-- START OF Data shown --

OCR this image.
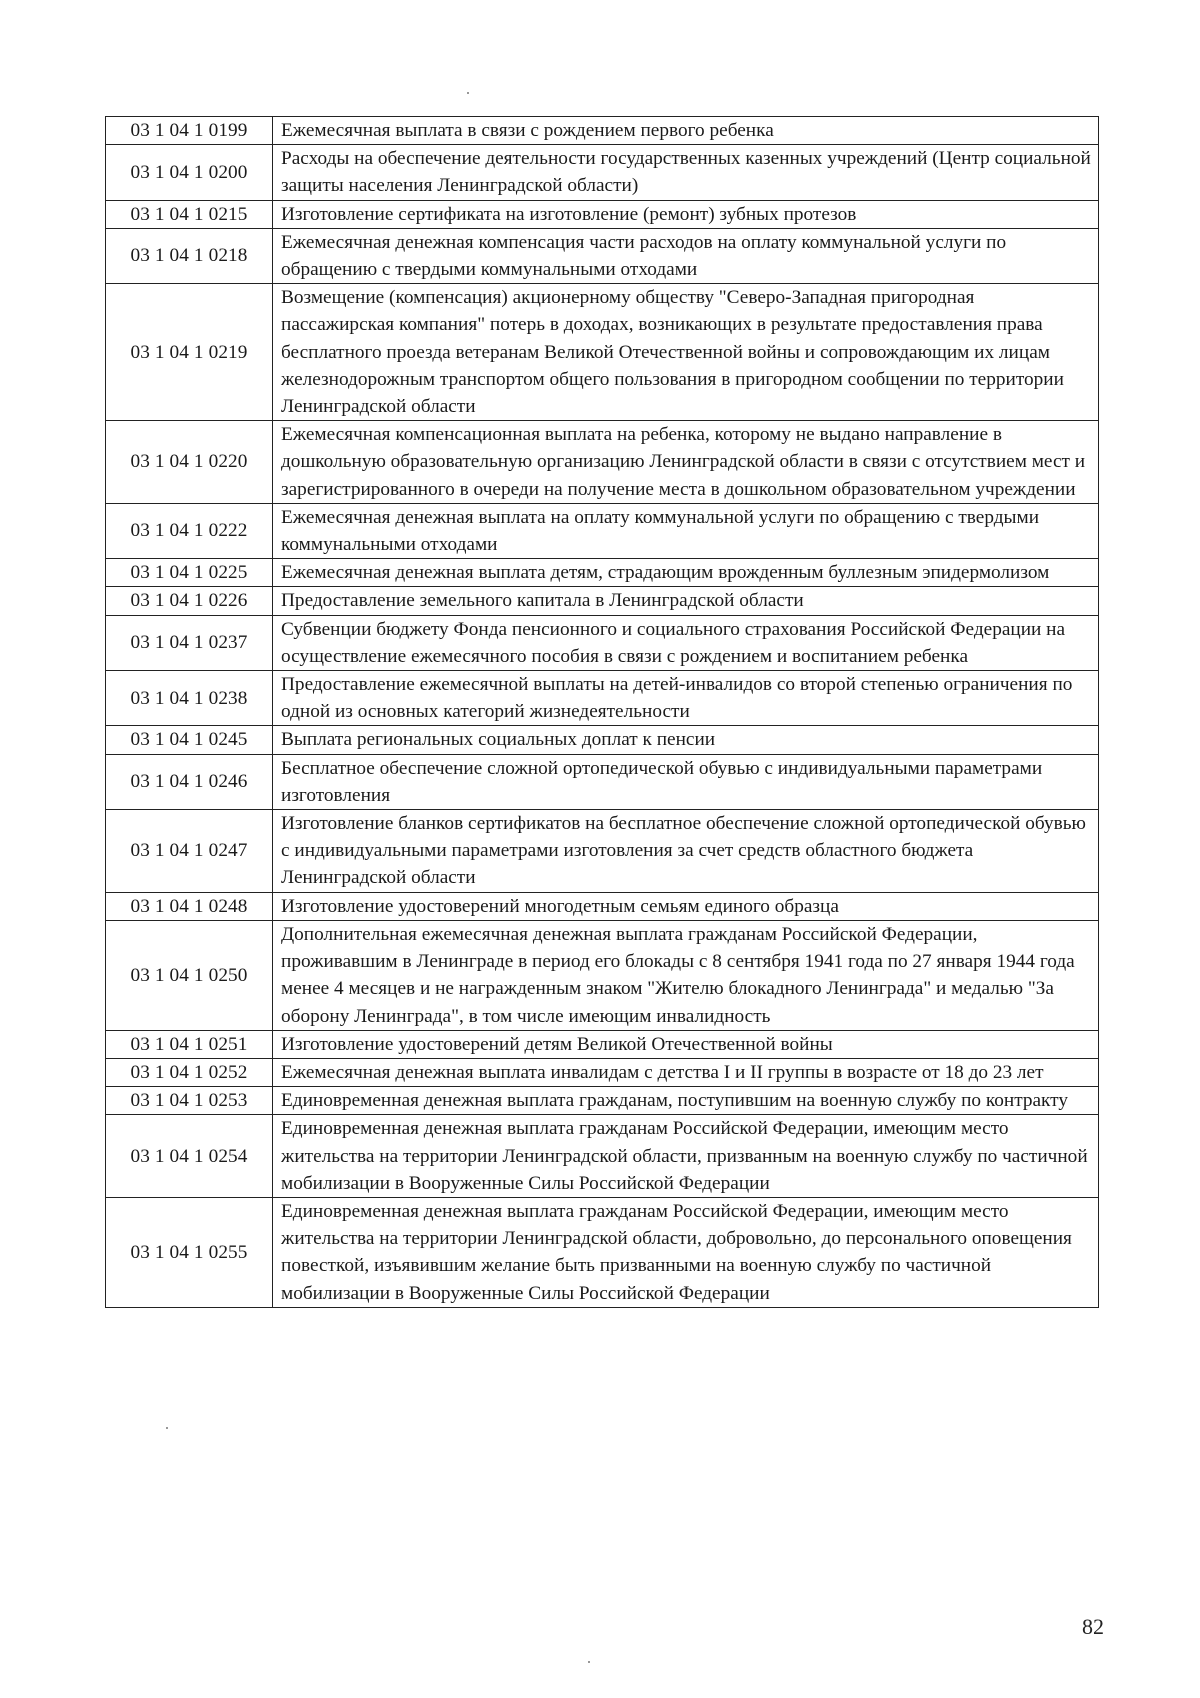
03 1 04 1 0199	Ежемесячная выплата в связи с рождением первого ребенка
03 1 04 1 0200	Расходы на обеспечение деятельности государственных казенных учреждений (Центр социальной защиты населения Ленинградской области)
03 1 04 1 0215	Изготовление сертификата на изготовление (ремонт) зубных протезов
03 1 04 1 0218	Ежемесячная денежная компенсация части расходов на оплату коммунальной услуги по обращению с твердыми коммунальными отходами
03 1 04 1 0219	Возмещение (компенсация) акционерному обществу "Северо-Западная пригородная пассажирская компания" потерь в доходах, возникающих в результате предоставления права бесплатного проезда ветеранам Великой Отечественной войны и сопровождающим их лицам железнодорожным транспортом общего пользования в пригородном сообщении по территории Ленинградской области
03 1 04 1 0220	Ежемесячная компенсационная выплата на ребенка, которому не выдано направление в дошкольную образовательную организацию Ленинградской области в связи с отсутствием мест и зарегистрированного в очереди на получение места в дошкольном образовательном учреждении
03 1 04 1 0222	Ежемесячная денежная выплата на оплату коммунальной услуги по обращению с твердыми коммунальными отходами
03 1 04 1 0225	Ежемесячная денежная выплата детям, страдающим врожденным буллезным эпидермолизом
03 1 04 1 0226	Предоставление земельного капитала в Ленинградской области
03 1 04 1 0237	Субвенции бюджету Фонда пенсионного и социального страхования Российской Федерации на осуществление ежемесячного пособия в связи с рождением и воспитанием ребенка
03 1 04 1 0238	Предоставление ежемесячной выплаты на детей-инвалидов со второй степенью ограничения по одной из основных категорий жизнедеятельности
03 1 04 1 0245	Выплата региональных социальных доплат к пенсии
03 1 04 1 0246	Бесплатное обеспечение сложной ортопедической обувью с индивидуальными параметрами изготовления
03 1 04 1 0247	Изготовление бланков сертификатов на бесплатное обеспечение сложной ортопедической обувью с индивидуальными параметрами изготовления за счет средств областного бюджета Ленинградской области
03 1 04 1 0248	Изготовление удостоверений многодетным семьям единого образца
03 1 04 1 0250	Дополнительная ежемесячная денежная выплата гражданам Российской Федерации, проживавшим в Ленинграде в период его блокады с 8 сентября 1941 года по 27 января 1944 года менее 4 месяцев и не награжденным знаком "Жителю блокадного Ленинграда" и медалью "За оборону Ленинграда", в том числе имеющим инвалидность
03 1 04 1 0251	Изготовление удостоверений детям Великой Отечественной войны
03 1 04 1 0252	Ежемесячная денежная выплата инвалидам с детства I и II группы в возрасте от 18 до 23 лет
03 1 04 1 0253	Единовременная денежная выплата гражданам, поступившим на военную службу по контракту
03 1 04 1 0254	Единовременная денежная выплата гражданам Российской Федерации, имеющим место жительства на территории Ленинградской области, призванным на военную службу по частичной мобилизации в Вооруженные Силы Российской Федерации
03 1 04 1 0255	Единовременная денежная выплата гражданам Российской Федерации, имеющим место жительства на территории Ленинградской области, добровольно, до персонального оповещения повесткой, изъявившим желание быть призванными на военную службу по частичной мобилизации в Вооруженные Силы Российской Федерации
82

-- END OF Data shown --

Return each line from the material above exactly, but not the pictures.

OCR this image.
03 1 04 1 0199	Ежемесячная выплата в связи с рождением первого ребенка
03 1 04 1 0200	Расходы на обеспечение деятельности государственных казенных учреждений (Центр социальной защиты населения Ленинградской области)
03 1 04 1 0215	Изготовление сертификата на изготовление (ремонт) зубных протезов
03 1 04 1 0218	Ежемесячная денежная компенсация части расходов на оплату коммунальной услуги по обращению с твердыми коммунальными отходами
03 1 04 1 0219	Возмещение (компенсация) акционерному обществу "Северо-Западная пригородная пассажирская компания" потерь в доходах, возникающих в результате предоставления права бесплатного проезда ветеранам Великой Отечественной войны и сопровождающим их лицам железнодорожным транспортом общего пользования в пригородном сообщении по территории Ленинградской области
03 1 04 1 0220	Ежемесячная компенсационная выплата на ребенка, которому не выдано направление в дошкольную образовательную организацию Ленинградской области в связи с отсутствием мест и зарегистрированного в очереди на получение места в дошкольном образовательном учреждении
03 1 04 1 0222	Ежемесячная денежная выплата на оплату коммунальной услуги по обращению с твердыми коммунальными отходами
03 1 04 1 0225	Ежемесячная денежная выплата детям, страдающим врожденным буллезным эпидермолизом
03 1 04 1 0226	Предоставление земельного капитала в Ленинградской области
03 1 04 1 0237	Субвенции бюджету Фонда пенсионного и социального страхования Российской Федерации на осуществление ежемесячного пособия в связи с рождением и воспитанием ребенка
03 1 04 1 0238	Предоставление ежемесячной выплаты на детей-инвалидов со второй степенью ограничения по одной из основных категорий жизнедеятельности
03 1 04 1 0245	Выплата региональных социальных доплат к пенсии
03 1 04 1 0246	Бесплатное обеспечение сложной ортопедической обувью с индивидуальными параметрами изготовления
03 1 04 1 0247	Изготовление бланков сертификатов на бесплатное обеспечение сложной ортопедической обувью с индивидуальными параметрами изготовления за счет средств областного бюджета Ленинградской области
03 1 04 1 0248	Изготовление удостоверений многодетным семьям единого образца
03 1 04 1 0250	Дополнительная ежемесячная денежная выплата гражданам Российской Федерации, проживавшим в Ленинграде в период его блокады с 8 сентября 1941 года по 27 января 1944 года менее 4 месяцев и не награжденным знаком "Жителю блокадного Ленинграда" и медалью "За оборону Ленинграда", в том числе имеющим инвалидность
03 1 04 1 0251	Изготовление удостоверений детям Великой Отечественной войны
03 1 04 1 0252	Ежемесячная денежная выплата инвалидам с детства I и II группы в возрасте от 18 до 23 лет
03 1 04 1 0253	Единовременная денежная выплата гражданам, поступившим на военную службу по контракту
03 1 04 1 0254	Единовременная денежная выплата гражданам Российской Федерации, имеющим место жительства на территории Ленинградской области, призванным на военную службу по частичной мобилизации в Вооруженные Силы Российской Федерации
03 1 04 1 0255	Единовременная денежная выплата гражданам Российской Федерации, имеющим место жительства на территории Ленинградской области, добровольно, до персонального оповещения повесткой, изъявившим желание быть призванными на военную службу по частичной мобилизации в Вооруженные Силы Российской Федерации
82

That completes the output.